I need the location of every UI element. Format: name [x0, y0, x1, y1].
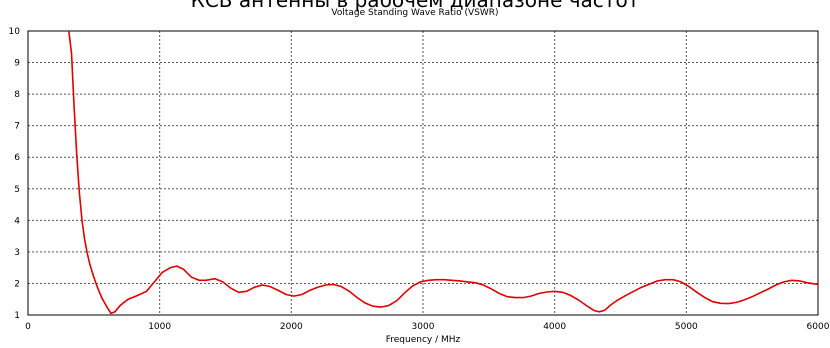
y-tick-label: 7: [14, 122, 20, 132]
y-tick-label: 10: [9, 27, 21, 37]
x-tick-label: 3000: [412, 322, 435, 332]
x-tick-label: 5000: [675, 322, 698, 332]
y-tick-label: 6: [14, 153, 20, 163]
x-tick-label: 2000: [280, 322, 303, 332]
y-tick-label: 1: [14, 311, 20, 321]
x-tick-label: 0: [25, 322, 31, 332]
x-tick-label: 1000: [148, 322, 171, 332]
y-tick-label: 9: [14, 59, 20, 69]
grid-lines: [28, 31, 818, 315]
plot-area-frame: [27, 30, 819, 316]
x-tick-label: 6000: [807, 322, 830, 332]
vswr-line: [68, 30, 819, 315]
y-tick-label: 8: [14, 90, 20, 100]
chart-title: Voltage Standing Wave Ratio (VSWR): [331, 8, 499, 18]
y-tick-label: 5: [14, 185, 20, 195]
x-axis-label: Frequency / MHz: [386, 335, 461, 345]
y-tick-label: 3: [14, 248, 20, 258]
y-tick-label: 2: [14, 279, 20, 289]
page-heading: КСВ антенны в рабочем диапазоне частот: [190, 0, 640, 12]
y-tick-label: 4: [14, 216, 20, 226]
axis-ticks: 0 1000 2000 3000 4000 5000 6000 1 2 3 4 5 6 7 8 9 10: [9, 27, 830, 332]
x-tick-label: 4000: [543, 322, 566, 332]
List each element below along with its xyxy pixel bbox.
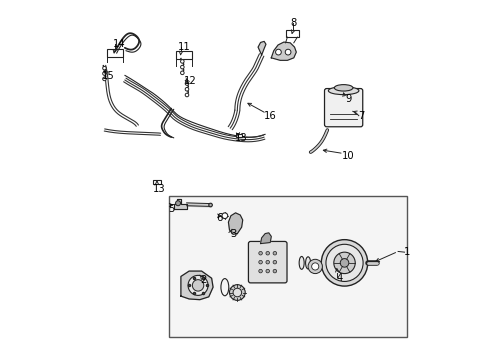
Bar [176, 51, 191, 59]
Circle shape [175, 201, 180, 206]
Circle shape [102, 66, 106, 70]
Circle shape [272, 269, 276, 273]
Text: 2: 2 [200, 275, 206, 285]
Circle shape [285, 49, 290, 55]
Circle shape [333, 252, 354, 274]
Circle shape [233, 288, 241, 297]
Bar [153, 180, 160, 184]
Polygon shape [181, 271, 213, 300]
Circle shape [275, 49, 281, 55]
Circle shape [180, 65, 184, 69]
Circle shape [185, 87, 188, 91]
Polygon shape [228, 213, 242, 234]
Text: 14: 14 [112, 39, 125, 49]
Text: 1: 1 [404, 247, 410, 257]
Text: 9: 9 [345, 94, 351, 104]
Circle shape [102, 77, 106, 81]
Circle shape [180, 71, 184, 75]
Text: 15: 15 [102, 71, 114, 81]
Text: 10: 10 [341, 151, 354, 161]
Bar [168, 196, 406, 337]
Circle shape [185, 93, 188, 97]
Circle shape [188, 275, 207, 296]
Circle shape [307, 259, 322, 274]
FancyBboxPatch shape [248, 242, 286, 283]
Ellipse shape [299, 256, 304, 269]
Circle shape [258, 269, 262, 273]
Circle shape [185, 82, 188, 85]
Bar [235, 134, 242, 137]
Ellipse shape [208, 203, 212, 207]
Polygon shape [260, 233, 271, 244]
Text: 12: 12 [183, 76, 196, 86]
FancyBboxPatch shape [324, 89, 362, 127]
Text: 16: 16 [264, 111, 276, 121]
Polygon shape [271, 42, 296, 60]
Circle shape [325, 244, 363, 282]
Polygon shape [258, 41, 265, 55]
Circle shape [265, 269, 269, 273]
Circle shape [272, 260, 276, 264]
Ellipse shape [305, 257, 310, 269]
Circle shape [258, 260, 262, 264]
Circle shape [340, 258, 348, 267]
Text: 5: 5 [168, 203, 174, 213]
Text: 8: 8 [289, 18, 296, 28]
Text: 13: 13 [152, 184, 165, 194]
Circle shape [258, 251, 262, 255]
Bar [107, 49, 122, 57]
Bar [285, 30, 299, 37]
Text: 6: 6 [216, 213, 222, 223]
Circle shape [311, 263, 318, 270]
Text: 3: 3 [229, 229, 236, 239]
Circle shape [222, 213, 227, 219]
Text: 4: 4 [336, 273, 342, 283]
Text: 13: 13 [234, 133, 247, 143]
Circle shape [229, 285, 244, 300]
Circle shape [192, 280, 203, 291]
Circle shape [265, 251, 269, 255]
Polygon shape [173, 199, 186, 208]
Circle shape [180, 60, 184, 63]
Ellipse shape [327, 87, 358, 95]
Text: 11: 11 [177, 42, 190, 52]
Circle shape [102, 72, 106, 75]
Ellipse shape [334, 85, 352, 91]
Circle shape [272, 251, 276, 255]
Circle shape [321, 240, 367, 286]
Text: 7: 7 [358, 111, 364, 121]
Circle shape [265, 260, 269, 264]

Job »
Reproduce the material above word for word, leaving out the pictures.

Finished task »
I need the location of every UI element. Format: name [x0, y0, x1, y1].
y-tick-label: 7: [14, 122, 20, 132]
y-tick-label: 10: [9, 27, 21, 37]
x-tick-label: 3000: [412, 322, 435, 332]
x-tick-label: 5000: [675, 322, 698, 332]
y-tick-label: 6: [14, 153, 20, 163]
x-tick-label: 2000: [280, 322, 303, 332]
y-tick-label: 1: [14, 311, 20, 321]
x-tick-label: 0: [25, 322, 31, 332]
x-tick-label: 1000: [148, 322, 171, 332]
y-tick-label: 9: [14, 59, 20, 69]
grid-lines: [28, 31, 818, 315]
plot-area-frame: [27, 30, 819, 316]
x-tick-label: 6000: [807, 322, 830, 332]
vswr-line: [68, 30, 819, 315]
y-tick-label: 8: [14, 90, 20, 100]
chart-title: Voltage Standing Wave Ratio (VSWR): [331, 8, 499, 18]
y-tick-label: 5: [14, 185, 20, 195]
x-axis-label: Frequency / MHz: [386, 335, 461, 345]
y-tick-label: 3: [14, 248, 20, 258]
y-tick-label: 2: [14, 279, 20, 289]
page-heading: КСВ антенны в рабочем диапазоне частот: [190, 0, 640, 12]
y-tick-label: 4: [14, 216, 20, 226]
axis-ticks: 0 1000 2000 3000 4000 5000 6000 1 2 3 4 5 6 7 8 9 10: [9, 27, 830, 332]
x-tick-label: 4000: [543, 322, 566, 332]
List each element below along with its xyxy pixel bbox.
Bar [176, 51, 191, 59]
Circle shape [175, 201, 180, 206]
Circle shape [102, 66, 106, 70]
Circle shape [272, 269, 276, 273]
Text: 2: 2 [200, 275, 206, 285]
Circle shape [285, 49, 290, 55]
Circle shape [333, 252, 354, 274]
Circle shape [233, 288, 241, 297]
Bar [153, 180, 160, 184]
Polygon shape [181, 271, 213, 300]
Circle shape [275, 49, 281, 55]
Circle shape [180, 65, 184, 69]
Circle shape [185, 87, 188, 91]
Polygon shape [228, 213, 242, 234]
Text: 14: 14 [112, 39, 125, 49]
Text: 1: 1 [404, 247, 410, 257]
Text: 9: 9 [345, 94, 351, 104]
Circle shape [102, 77, 106, 81]
Circle shape [180, 71, 184, 75]
Text: 15: 15 [102, 71, 114, 81]
Text: 10: 10 [341, 151, 354, 161]
Bar [168, 196, 406, 337]
Circle shape [185, 93, 188, 97]
Circle shape [188, 275, 207, 296]
Circle shape [307, 259, 322, 274]
FancyBboxPatch shape [248, 242, 286, 283]
Ellipse shape [299, 256, 304, 269]
Circle shape [258, 269, 262, 273]
Circle shape [185, 82, 188, 85]
Bar [235, 134, 242, 137]
Ellipse shape [208, 203, 212, 207]
Polygon shape [260, 233, 271, 244]
Text: 12: 12 [183, 76, 196, 86]
FancyBboxPatch shape [324, 89, 362, 127]
Text: 16: 16 [264, 111, 276, 121]
Polygon shape [271, 42, 296, 60]
Circle shape [325, 244, 363, 282]
Polygon shape [258, 41, 265, 55]
Circle shape [265, 269, 269, 273]
Circle shape [272, 260, 276, 264]
Ellipse shape [305, 257, 310, 269]
Circle shape [258, 260, 262, 264]
Circle shape [340, 258, 348, 267]
Text: 5: 5 [168, 203, 174, 213]
Text: 8: 8 [289, 18, 296, 28]
Text: 13: 13 [152, 184, 165, 194]
Circle shape [258, 251, 262, 255]
Bar [107, 49, 122, 57]
Bar [285, 30, 299, 37]
Text: 6: 6 [216, 213, 222, 223]
Circle shape [311, 263, 318, 270]
Text: 3: 3 [229, 229, 236, 239]
Circle shape [222, 213, 227, 219]
Text: 4: 4 [336, 273, 342, 283]
Text: 13: 13 [234, 133, 247, 143]
Circle shape [229, 285, 244, 300]
Circle shape [192, 280, 203, 291]
Circle shape [265, 251, 269, 255]
Polygon shape [173, 199, 186, 208]
Circle shape [180, 60, 184, 63]
Ellipse shape [327, 87, 358, 95]
Text: 11: 11 [177, 42, 190, 52]
Circle shape [102, 72, 106, 75]
Ellipse shape [334, 85, 352, 91]
Circle shape [272, 251, 276, 255]
Circle shape [321, 240, 367, 286]
Text: 7: 7 [358, 111, 364, 121]
Circle shape [265, 260, 269, 264]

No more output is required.